**Input data:**
↓
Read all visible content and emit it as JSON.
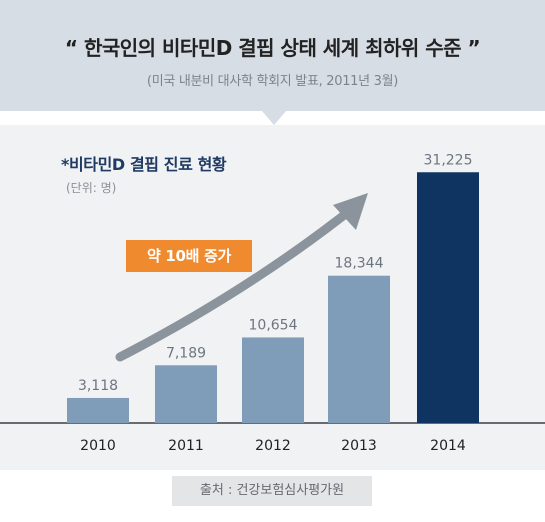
{
  "headline": "“ 한국인의 비타민D 결핍 상태 세계 최하위 수준 ”",
  "source_top": "(미국 내분비 대사학 학회지 발표, 2011년 3월)",
  "chart_title": "*비타민D 결핍 진료 현황",
  "unit_label": "(단위: 명)",
  "annotation": "약 10배 증가",
  "footer_source": "출처 : 건강보험심사평가원",
  "colors": {
    "bar": "#7f9cb8",
    "highlight_bar": "#0f3461",
    "arrow": "#8b949c",
    "annotation_bg": "#f08a2e"
  },
  "chart_data": {
    "type": "bar",
    "title": "*비타민D 결핍 진료 현황",
    "categories": [
      "2010",
      "2011",
      "2012",
      "2013",
      "2014"
    ],
    "values": [
      3118,
      7189,
      10654,
      18344,
      31225
    ],
    "value_labels": [
      "3,118",
      "7,189",
      "10,654",
      "18,344",
      "31,225"
    ],
    "highlight_index": 4,
    "ylim": [
      0,
      33000
    ],
    "grid": false
  }
}
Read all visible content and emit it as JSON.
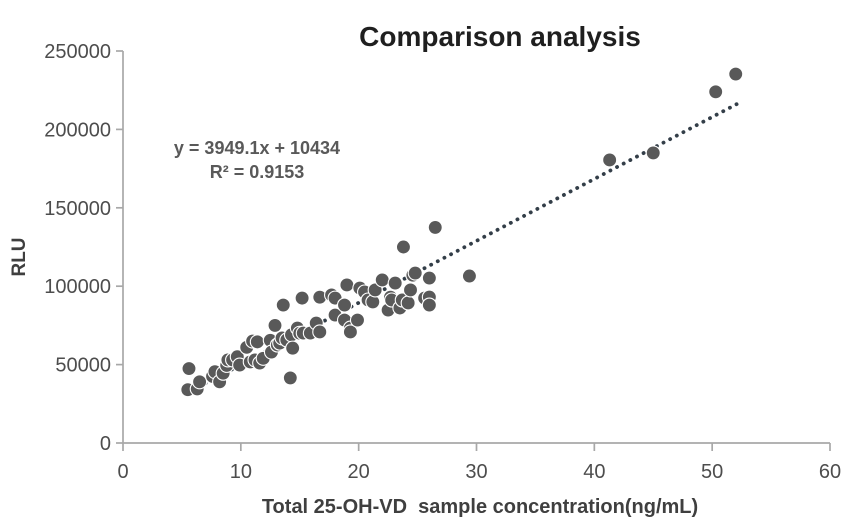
{
  "chart_data": {
    "type": "scatter",
    "title": "Comparison analysis",
    "annotation": {
      "line1": "y = 3949.1x + 10434",
      "line2": "R² = 0.9153"
    },
    "xlabel": "Total 25-OH-VD  sample concentration(ng/mL)",
    "ylabel": "RLU",
    "xlim": [
      0,
      60
    ],
    "ylim": [
      0,
      250000
    ],
    "x_ticks": [
      0,
      10,
      20,
      30,
      40,
      50,
      60
    ],
    "y_ticks": [
      0,
      50000,
      100000,
      150000,
      200000,
      250000
    ],
    "grid": false,
    "legend": "none",
    "points": [
      [
        5.5,
        34000
      ],
      [
        5.6,
        47500
      ],
      [
        6.3,
        34500
      ],
      [
        6.5,
        39000
      ],
      [
        7.6,
        42500
      ],
      [
        7.8,
        45500
      ],
      [
        8.2,
        39000
      ],
      [
        8.5,
        44500
      ],
      [
        8.8,
        49500
      ],
      [
        8.9,
        53000
      ],
      [
        9.3,
        53000
      ],
      [
        9.7,
        55000
      ],
      [
        9.9,
        49700
      ],
      [
        10.5,
        61000
      ],
      [
        10.8,
        51700
      ],
      [
        11.0,
        65000
      ],
      [
        11.2,
        53000
      ],
      [
        11.4,
        64500
      ],
      [
        11.6,
        51000
      ],
      [
        11.9,
        54000
      ],
      [
        12.5,
        65500
      ],
      [
        12.6,
        58000
      ],
      [
        12.9,
        75000
      ],
      [
        13.1,
        62500
      ],
      [
        13.3,
        63700
      ],
      [
        13.5,
        67000
      ],
      [
        13.6,
        88000
      ],
      [
        13.9,
        65700
      ],
      [
        14.2,
        41500
      ],
      [
        14.3,
        69000
      ],
      [
        14.4,
        60500
      ],
      [
        14.8,
        73300
      ],
      [
        15.0,
        70000
      ],
      [
        15.2,
        92400
      ],
      [
        15.3,
        70100
      ],
      [
        15.9,
        70100
      ],
      [
        16.4,
        76500
      ],
      [
        16.7,
        70800
      ],
      [
        16.7,
        93000
      ],
      [
        17.7,
        94400
      ],
      [
        18.0,
        92400
      ],
      [
        18.0,
        81600
      ],
      [
        18.8,
        88000
      ],
      [
        18.8,
        78400
      ],
      [
        19.0,
        100800
      ],
      [
        19.3,
        73300
      ],
      [
        19.3,
        70800
      ],
      [
        19.9,
        78400
      ],
      [
        20.1,
        98800
      ],
      [
        20.5,
        96300
      ],
      [
        20.8,
        91200
      ],
      [
        21.2,
        90000
      ],
      [
        21.4,
        97600
      ],
      [
        22.0,
        104000
      ],
      [
        22.5,
        84800
      ],
      [
        22.7,
        93000
      ],
      [
        22.8,
        91200
      ],
      [
        23.1,
        102000
      ],
      [
        23.5,
        86100
      ],
      [
        23.7,
        91200
      ],
      [
        23.8,
        125000
      ],
      [
        24.2,
        89300
      ],
      [
        24.4,
        97600
      ],
      [
        24.6,
        107000
      ],
      [
        24.8,
        108400
      ],
      [
        25.6,
        92400
      ],
      [
        26.0,
        105200
      ],
      [
        26.0,
        93100
      ],
      [
        26.0,
        88000
      ],
      [
        26.5,
        137500
      ],
      [
        29.4,
        106500
      ],
      [
        41.3,
        180500
      ],
      [
        45.0,
        185000
      ],
      [
        50.3,
        224000
      ],
      [
        52.0,
        235300
      ]
    ],
    "trendline": {
      "slope": 3949.1,
      "intercept": 10434,
      "r_squared": 0.9153,
      "x_start": 5.3,
      "x_end": 52.3,
      "style": "dotted"
    },
    "colors": {
      "marker": "#595959",
      "marker_outline": "#ffffff",
      "trendline": "#333e48",
      "axis": "#a8a8a8",
      "tick_label": "#4d4d4d",
      "axis_title": "#3f3f3f",
      "annotation": "#595959",
      "title": "#1f1f1f",
      "background": "#ffffff"
    }
  }
}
↑
**Exercise goal:**
Using the listing above, show each line holding the string "ffffff".

**Complete response:**
      "marker_outline": "#ffffff",
      "background": "#ffffff"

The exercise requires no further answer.